REQUIREMENTS: Format the lines below as a numbered list, omitting any blank lines.

GIVEN RECORDS:

---

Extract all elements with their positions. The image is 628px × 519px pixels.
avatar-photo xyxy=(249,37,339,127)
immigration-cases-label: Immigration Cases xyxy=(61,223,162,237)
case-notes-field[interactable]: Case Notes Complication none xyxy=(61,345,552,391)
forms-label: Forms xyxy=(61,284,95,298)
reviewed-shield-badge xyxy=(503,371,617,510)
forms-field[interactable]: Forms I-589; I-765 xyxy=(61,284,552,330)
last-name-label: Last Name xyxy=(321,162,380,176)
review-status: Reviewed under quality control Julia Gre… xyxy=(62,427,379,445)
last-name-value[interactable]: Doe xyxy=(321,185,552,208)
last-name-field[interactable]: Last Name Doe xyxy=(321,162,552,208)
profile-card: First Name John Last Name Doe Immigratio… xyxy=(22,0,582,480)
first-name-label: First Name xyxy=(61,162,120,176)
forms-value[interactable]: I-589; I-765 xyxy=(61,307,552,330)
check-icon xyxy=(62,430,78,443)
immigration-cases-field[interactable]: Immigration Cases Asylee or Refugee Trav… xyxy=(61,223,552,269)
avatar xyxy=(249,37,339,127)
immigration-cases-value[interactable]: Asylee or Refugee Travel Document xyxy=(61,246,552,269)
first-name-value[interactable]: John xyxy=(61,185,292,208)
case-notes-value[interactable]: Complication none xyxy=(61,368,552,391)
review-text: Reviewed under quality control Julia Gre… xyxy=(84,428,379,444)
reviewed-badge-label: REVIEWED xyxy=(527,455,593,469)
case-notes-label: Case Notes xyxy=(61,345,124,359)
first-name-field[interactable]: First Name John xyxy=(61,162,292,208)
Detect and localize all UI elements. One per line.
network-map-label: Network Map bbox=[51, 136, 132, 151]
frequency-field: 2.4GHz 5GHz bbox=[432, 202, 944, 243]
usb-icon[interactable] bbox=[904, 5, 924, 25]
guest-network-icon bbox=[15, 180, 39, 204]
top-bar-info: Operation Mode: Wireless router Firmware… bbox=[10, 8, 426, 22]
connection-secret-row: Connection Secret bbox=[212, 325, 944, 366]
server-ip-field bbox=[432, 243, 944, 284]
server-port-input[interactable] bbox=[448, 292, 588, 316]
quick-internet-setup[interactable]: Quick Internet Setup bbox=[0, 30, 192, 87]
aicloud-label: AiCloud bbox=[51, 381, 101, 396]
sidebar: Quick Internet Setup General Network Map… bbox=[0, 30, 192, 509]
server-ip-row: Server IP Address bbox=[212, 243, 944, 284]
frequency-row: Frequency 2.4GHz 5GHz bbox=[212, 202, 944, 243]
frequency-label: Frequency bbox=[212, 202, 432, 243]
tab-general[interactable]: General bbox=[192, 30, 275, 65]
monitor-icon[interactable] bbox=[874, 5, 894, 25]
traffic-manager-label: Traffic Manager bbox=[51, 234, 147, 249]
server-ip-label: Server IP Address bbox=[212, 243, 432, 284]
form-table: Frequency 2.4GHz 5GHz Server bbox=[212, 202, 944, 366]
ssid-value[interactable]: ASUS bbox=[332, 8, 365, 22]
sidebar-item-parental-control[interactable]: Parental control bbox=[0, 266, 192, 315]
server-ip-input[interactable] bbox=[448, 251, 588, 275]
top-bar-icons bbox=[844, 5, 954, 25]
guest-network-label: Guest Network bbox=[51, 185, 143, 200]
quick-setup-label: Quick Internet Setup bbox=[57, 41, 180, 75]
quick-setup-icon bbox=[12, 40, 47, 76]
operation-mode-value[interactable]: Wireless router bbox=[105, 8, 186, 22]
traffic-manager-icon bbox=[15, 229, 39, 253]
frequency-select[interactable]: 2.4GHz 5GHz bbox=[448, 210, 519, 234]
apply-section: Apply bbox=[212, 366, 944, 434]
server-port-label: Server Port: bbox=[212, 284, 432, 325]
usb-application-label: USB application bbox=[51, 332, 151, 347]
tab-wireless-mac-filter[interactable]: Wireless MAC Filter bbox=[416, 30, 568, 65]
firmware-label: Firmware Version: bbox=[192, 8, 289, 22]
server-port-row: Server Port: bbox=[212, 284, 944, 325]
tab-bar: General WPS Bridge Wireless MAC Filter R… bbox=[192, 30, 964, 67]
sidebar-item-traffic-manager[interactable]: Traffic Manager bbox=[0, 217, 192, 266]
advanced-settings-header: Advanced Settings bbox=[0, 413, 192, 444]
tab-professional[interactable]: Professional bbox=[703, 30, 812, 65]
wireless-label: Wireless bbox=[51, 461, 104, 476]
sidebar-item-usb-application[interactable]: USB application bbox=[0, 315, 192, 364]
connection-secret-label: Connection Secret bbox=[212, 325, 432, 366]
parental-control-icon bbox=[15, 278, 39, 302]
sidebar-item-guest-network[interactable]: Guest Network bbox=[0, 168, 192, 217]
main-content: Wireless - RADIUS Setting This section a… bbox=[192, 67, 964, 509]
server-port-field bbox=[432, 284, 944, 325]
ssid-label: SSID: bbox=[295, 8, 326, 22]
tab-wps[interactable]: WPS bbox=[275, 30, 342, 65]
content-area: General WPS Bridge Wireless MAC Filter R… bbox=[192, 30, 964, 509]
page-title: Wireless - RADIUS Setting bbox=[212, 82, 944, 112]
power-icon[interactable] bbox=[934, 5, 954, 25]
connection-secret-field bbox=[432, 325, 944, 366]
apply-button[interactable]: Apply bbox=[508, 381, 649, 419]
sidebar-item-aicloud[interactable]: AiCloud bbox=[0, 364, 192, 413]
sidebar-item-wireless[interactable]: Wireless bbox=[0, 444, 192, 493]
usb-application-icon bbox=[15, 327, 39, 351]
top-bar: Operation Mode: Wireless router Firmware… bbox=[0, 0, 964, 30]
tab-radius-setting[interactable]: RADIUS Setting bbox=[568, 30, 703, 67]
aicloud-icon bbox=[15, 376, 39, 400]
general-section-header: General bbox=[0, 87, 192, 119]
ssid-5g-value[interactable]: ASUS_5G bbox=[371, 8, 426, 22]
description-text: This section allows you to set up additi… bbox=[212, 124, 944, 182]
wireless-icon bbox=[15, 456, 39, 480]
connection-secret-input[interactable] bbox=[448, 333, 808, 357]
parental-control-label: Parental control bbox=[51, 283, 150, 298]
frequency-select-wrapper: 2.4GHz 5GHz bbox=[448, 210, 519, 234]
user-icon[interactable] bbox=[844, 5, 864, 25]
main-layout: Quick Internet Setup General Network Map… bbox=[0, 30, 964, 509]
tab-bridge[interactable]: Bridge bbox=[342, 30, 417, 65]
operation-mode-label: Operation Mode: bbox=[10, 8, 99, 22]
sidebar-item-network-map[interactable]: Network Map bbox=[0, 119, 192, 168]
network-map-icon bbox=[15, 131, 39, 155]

---

WRITTEN ANSWER:
1. Extract all elements with their positions. The image is 628px × 519px pixels.
2. avatar-photo xyxy=(249,37,339,127)
3. immigration-cases-label: Immigration Cases xyxy=(61,223,162,237)
4. case-notes-field[interactable]: Case Notes Complication none xyxy=(61,345,552,391)
5. forms-label: Forms xyxy=(61,284,95,298)
6. reviewed-shield-badge xyxy=(503,371,617,510)
7. forms-field[interactable]: Forms I-589; I-765 xyxy=(61,284,552,330)
8. last-name-label: Last Name xyxy=(321,162,380,176)
9. review-status: Reviewed under quality control Julia Gre… xyxy=(62,427,379,445)
10. last-name-value[interactable]: Doe xyxy=(321,185,552,208)
11. last-name-field[interactable]: Last Name Doe xyxy=(321,162,552,208)
12. profile-card: First Name John Last Name Doe Immigratio… xyxy=(22,0,582,480)
13. first-name-label: First Name xyxy=(61,162,120,176)
14. forms-value[interactable]: I-589; I-765 xyxy=(61,307,552,330)
15. check-icon xyxy=(62,430,78,443)
16. immigration-cases-field[interactable]: Immigration Cases Asylee or Refugee Trav… xyxy=(61,223,552,269)
17. avatar xyxy=(249,37,339,127)
18. immigration-cases-value[interactable]: Asylee or Refugee Travel Document xyxy=(61,246,552,269)
19. first-name-value[interactable]: John xyxy=(61,185,292,208)
20. case-notes-value[interactable]: Complication none xyxy=(61,368,552,391)
21. review-text: Reviewed under quality control Julia Gre… xyxy=(84,428,379,444)
22. reviewed-badge-label: REVIEWED xyxy=(527,455,593,469)
23. case-notes-label: Case Notes xyxy=(61,345,124,359)
24. first-name-field[interactable]: First Name John xyxy=(61,162,292,208)
25. Detect and localize all UI elements. One per line.
26. network-map-label: Network Map bbox=[51, 136, 132, 151]
27. frequency-field: 2.4GHz 5GHz bbox=[432, 202, 944, 243]
28. usb-icon[interactable] bbox=[904, 5, 924, 25]
29. guest-network-icon bbox=[15, 180, 39, 204]
30. top-bar-info: Operation Mode: Wireless router Firmware… bbox=[10, 8, 426, 22]
31. connection-secret-row: Connection Secret bbox=[212, 325, 944, 366]
32. server-ip-field bbox=[432, 243, 944, 284]
33. server-port-input[interactable] bbox=[448, 292, 588, 316]
34. quick-internet-setup[interactable]: Quick Internet Setup bbox=[0, 30, 192, 87]
35. aicloud-label: AiCloud bbox=[51, 381, 101, 396]
36. sidebar: Quick Internet Setup General Network Map… bbox=[0, 30, 192, 509]
37. server-ip-row: Server IP Address bbox=[212, 243, 944, 284]
38. frequency-row: Frequency 2.4GHz 5GHz bbox=[212, 202, 944, 243]
39. frequency-label: Frequency bbox=[212, 202, 432, 243]
40. tab-general[interactable]: General bbox=[192, 30, 275, 65]
41. monitor-icon[interactable] bbox=[874, 5, 894, 25]
42. traffic-manager-label: Traffic Manager bbox=[51, 234, 147, 249]
43. server-ip-label: Server IP Address bbox=[212, 243, 432, 284]
44. form-table: Frequency 2.4GHz 5GHz Server bbox=[212, 202, 944, 366]
45. ssid-value[interactable]: ASUS bbox=[332, 8, 365, 22]
46. sidebar-item-parental-control[interactable]: Parental control bbox=[0, 266, 192, 315]
47. server-ip-input[interactable] bbox=[448, 251, 588, 275]
48. top-bar-icons bbox=[844, 5, 954, 25]
49. guest-network-label: Guest Network bbox=[51, 185, 143, 200]
50. quick-setup-label: Quick Internet Setup bbox=[57, 41, 180, 75]
51. quick-setup-icon bbox=[12, 40, 47, 76]
52. operation-mode-value[interactable]: Wireless router bbox=[105, 8, 186, 22]
53. traffic-manager-icon bbox=[15, 229, 39, 253]
54. frequency-select[interactable]: 2.4GHz 5GHz bbox=[448, 210, 519, 234]
55. apply-section: Apply bbox=[212, 366, 944, 434]
56. server-port-label: Server Port: bbox=[212, 284, 432, 325]
57. usb-application-label: USB application bbox=[51, 332, 151, 347]
58. tab-wireless-mac-filter[interactable]: Wireless MAC Filter bbox=[416, 30, 568, 65]
59. firmware-label: Firmware Version: bbox=[192, 8, 289, 22]
60. server-port-row: Server Port: bbox=[212, 284, 944, 325]
61. tab-bar: General WPS Bridge Wireless MAC Filter R… bbox=[192, 30, 964, 67]
62. sidebar-item-traffic-manager[interactable]: Traffic Manager bbox=[0, 217, 192, 266]
63. advanced-settings-header: Advanced Settings bbox=[0, 413, 192, 444]
64. tab-professional[interactable]: Professional bbox=[703, 30, 812, 65]
65. wireless-label: Wireless bbox=[51, 461, 104, 476]
66. sidebar-item-usb-application[interactable]: USB application bbox=[0, 315, 192, 364]
67. connection-secret-label: Connection Secret bbox=[212, 325, 432, 366]
68. parental-control-icon bbox=[15, 278, 39, 302]
69. sidebar-item-guest-network[interactable]: Guest Network bbox=[0, 168, 192, 217]
70. main-content: Wireless - RADIUS Setting This section a… bbox=[192, 67, 964, 509]
71. server-port-field bbox=[432, 284, 944, 325]
72. ssid-label: SSID: bbox=[295, 8, 326, 22]
73. tab-wps[interactable]: WPS bbox=[275, 30, 342, 65]
74. content-area: General WPS Bridge Wireless MAC Filter R… bbox=[192, 30, 964, 509]
75. page-title: Wireless - RADIUS Setting bbox=[212, 82, 944, 112]
76. power-icon[interactable] bbox=[934, 5, 954, 25]
77. connection-secret-field bbox=[432, 325, 944, 366]
78. apply-button[interactable]: Apply bbox=[508, 381, 649, 419]
79. sidebar-item-aicloud[interactable]: AiCloud bbox=[0, 364, 192, 413]
80. sidebar-item-wireless[interactable]: Wireless bbox=[0, 444, 192, 493]
81. usb-application-icon bbox=[15, 327, 39, 351]
82. top-bar: Operation Mode: Wireless router Firmware… bbox=[0, 0, 964, 30]
83. tab-radius-setting[interactable]: RADIUS Setting bbox=[568, 30, 703, 67]
84. aicloud-icon bbox=[15, 376, 39, 400]
85. general-section-header: General bbox=[0, 87, 192, 119]
86. ssid-5g-value[interactable]: ASUS_5G bbox=[371, 8, 426, 22]
87. description-text: This section allows you to set up additi… bbox=[212, 124, 944, 182]
88. wireless-icon bbox=[15, 456, 39, 480]
89. connection-secret-input[interactable] bbox=[448, 333, 808, 357]
90. parental-control-label: Parental control bbox=[51, 283, 150, 298]
91. frequency-select-wrapper: 2.4GHz 5GHz bbox=[448, 210, 519, 234]
92. user-icon[interactable] bbox=[844, 5, 864, 25]
93. main-layout: Quick Internet Setup General Network Map… bbox=[0, 30, 964, 509]
94. tab-bridge[interactable]: Bridge bbox=[342, 30, 417, 65]
95. operation-mode-label: Operation Mode: bbox=[10, 8, 99, 22]
96. sidebar-item-network-map[interactable]: Network Map bbox=[0, 119, 192, 168]
97. network-map-icon bbox=[15, 131, 39, 155]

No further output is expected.